___ Items

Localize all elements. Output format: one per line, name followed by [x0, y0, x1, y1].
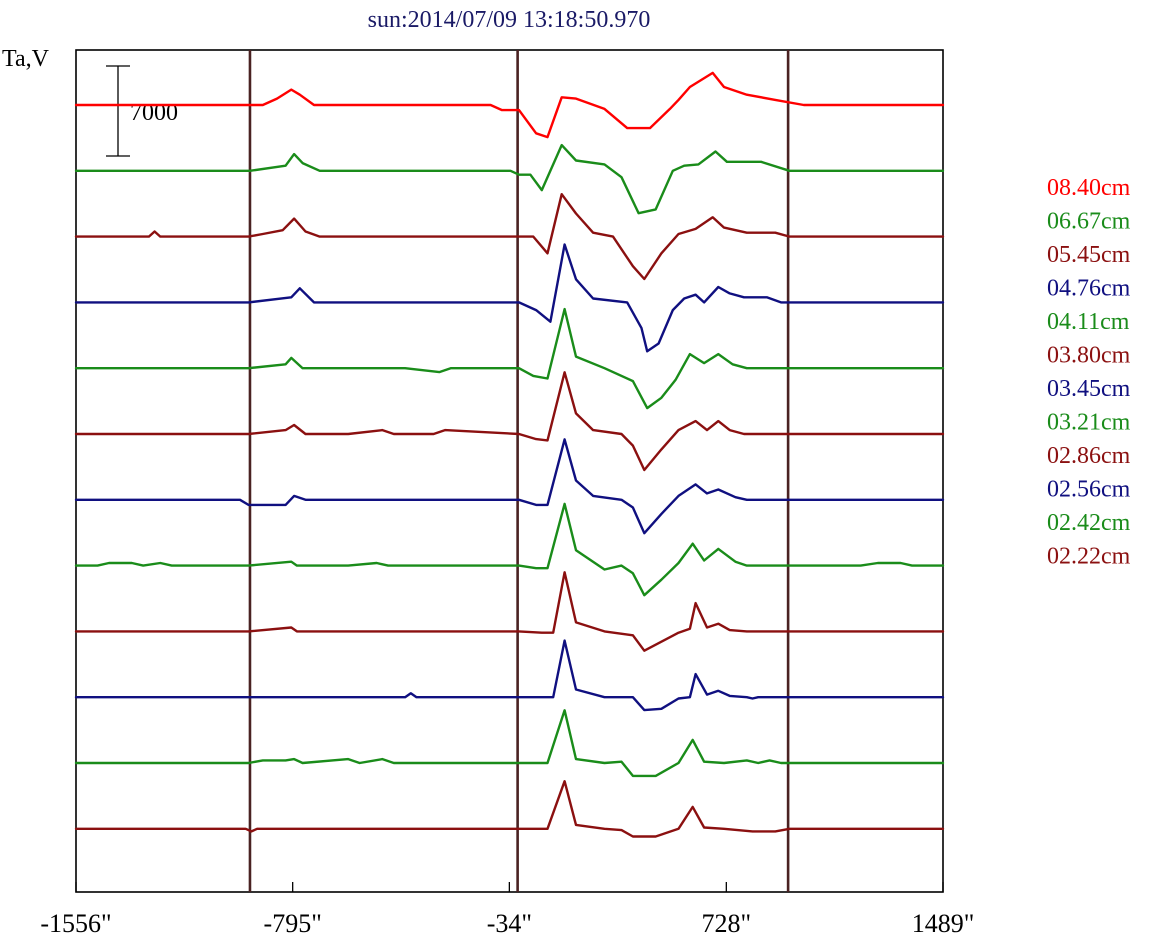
- x-ticks: -1556" -795" -34" 728" 1489": [40, 882, 974, 938]
- legend-item-03.45cm: 03.45cm: [1047, 376, 1131, 402]
- trace-04.11cm: [74, 307, 945, 410]
- trace-04.76cm: [74, 243, 945, 353]
- y-axis-label: Ta,V: [2, 46, 50, 72]
- legend-item-08.40cm: 08.40cm: [1047, 175, 1131, 201]
- trace-02.56cm: [74, 639, 945, 712]
- traces: [74, 71, 945, 838]
- chart-title: sun:2014/07/09 13:18:50.970: [368, 7, 651, 33]
- legend-item-02.22cm: 02.22cm: [1047, 544, 1131, 570]
- trace-02.22cm: [74, 780, 945, 838]
- vertical-markers: [248, 50, 790, 892]
- trace-02.42cm: [74, 709, 945, 778]
- legend: 08.40cm 06.67cm 05.45cm 04.76cm 04.11cm 03.80…: [1047, 175, 1131, 570]
- legend-item-03.21cm: 03.21cm: [1047, 410, 1131, 436]
- trace-03.21cm: [74, 502, 945, 597]
- trace-03.80cm: [74, 371, 945, 472]
- x-tick-label: 1489": [912, 909, 975, 938]
- trace-03.45cm: [74, 438, 945, 535]
- legend-item-02.42cm: 02.42cm: [1047, 510, 1131, 536]
- trace-06.67cm: [74, 143, 945, 215]
- trace-02.86cm: [74, 571, 945, 652]
- x-tick-label: -795": [264, 909, 322, 938]
- legend-item-04.76cm: 04.76cm: [1047, 276, 1131, 302]
- trace-05.45cm: [74, 192, 945, 281]
- x-tick-label: -34": [487, 909, 532, 938]
- plot-area: [75, 49, 944, 893]
- legend-item-06.67cm: 06.67cm: [1047, 209, 1131, 235]
- trace-08.40cm: [74, 71, 945, 139]
- legend-item-03.80cm: 03.80cm: [1047, 343, 1131, 369]
- legend-item-04.11cm: 04.11cm: [1047, 309, 1130, 335]
- legend-item-02.56cm: 02.56cm: [1047, 477, 1131, 503]
- x-tick-label: -1556": [40, 909, 111, 938]
- x-tick-label: 728": [702, 909, 752, 938]
- legend-item-02.86cm: 02.86cm: [1047, 443, 1131, 469]
- legend-item-05.45cm: 05.45cm: [1047, 242, 1131, 268]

______

*What is asked:* Rewrite the listing with every "legend-item" changed to "key-entry" and everything else left as it is. Omit the pictures from your answer.

*Task output:*
Localize all elements. Output format: one per line, name followed by [x0, y0, x1, y1].
- x-ticks: -1556" -795" -34" 728" 1489": [40, 882, 974, 938]
- key-entry-03.45cm: 03.45cm: [1047, 376, 1131, 402]
- trace-04.11cm: [74, 307, 945, 410]
- trace-04.76cm: [74, 243, 945, 353]
- y-axis-label: Ta,V: [2, 46, 50, 72]
- key-entry-08.40cm: 08.40cm: [1047, 175, 1131, 201]
- trace-02.56cm: [74, 639, 945, 712]
- traces: [74, 71, 945, 838]
- chart-title: sun:2014/07/09 13:18:50.970: [368, 7, 651, 33]
- key-entry-02.22cm: 02.22cm: [1047, 544, 1131, 570]
- trace-02.22cm: [74, 780, 945, 838]
- vertical-markers: [248, 50, 790, 892]
- trace-02.42cm: [74, 709, 945, 778]
- legend: 08.40cm 06.67cm 05.45cm 04.76cm 04.11cm 03.80…: [1047, 175, 1131, 570]
- key-entry-03.21cm: 03.21cm: [1047, 410, 1131, 436]
- trace-03.21cm: [74, 502, 945, 597]
- trace-03.80cm: [74, 371, 945, 472]
- x-tick-label: 1489": [912, 909, 975, 938]
- trace-03.45cm: [74, 438, 945, 535]
- key-entry-02.42cm: 02.42cm: [1047, 510, 1131, 536]
- trace-06.67cm: [74, 143, 945, 215]
- trace-02.86cm: [74, 571, 945, 652]
- x-tick-label: -795": [264, 909, 322, 938]
- key-entry-04.76cm: 04.76cm: [1047, 276, 1131, 302]
- trace-05.45cm: [74, 192, 945, 281]
- x-tick-label: -34": [487, 909, 532, 938]
- plot-area: [75, 49, 944, 893]
- key-entry-06.67cm: 06.67cm: [1047, 209, 1131, 235]
- trace-08.40cm: [74, 71, 945, 139]
- key-entry-03.80cm: 03.80cm: [1047, 343, 1131, 369]
- key-entry-04.11cm: 04.11cm: [1047, 309, 1130, 335]
- key-entry-02.56cm: 02.56cm: [1047, 477, 1131, 503]
- x-tick-label: -1556": [40, 909, 111, 938]
- x-tick-label: 728": [702, 909, 752, 938]
- key-entry-02.86cm: 02.86cm: [1047, 443, 1131, 469]
- key-entry-05.45cm: 05.45cm: [1047, 242, 1131, 268]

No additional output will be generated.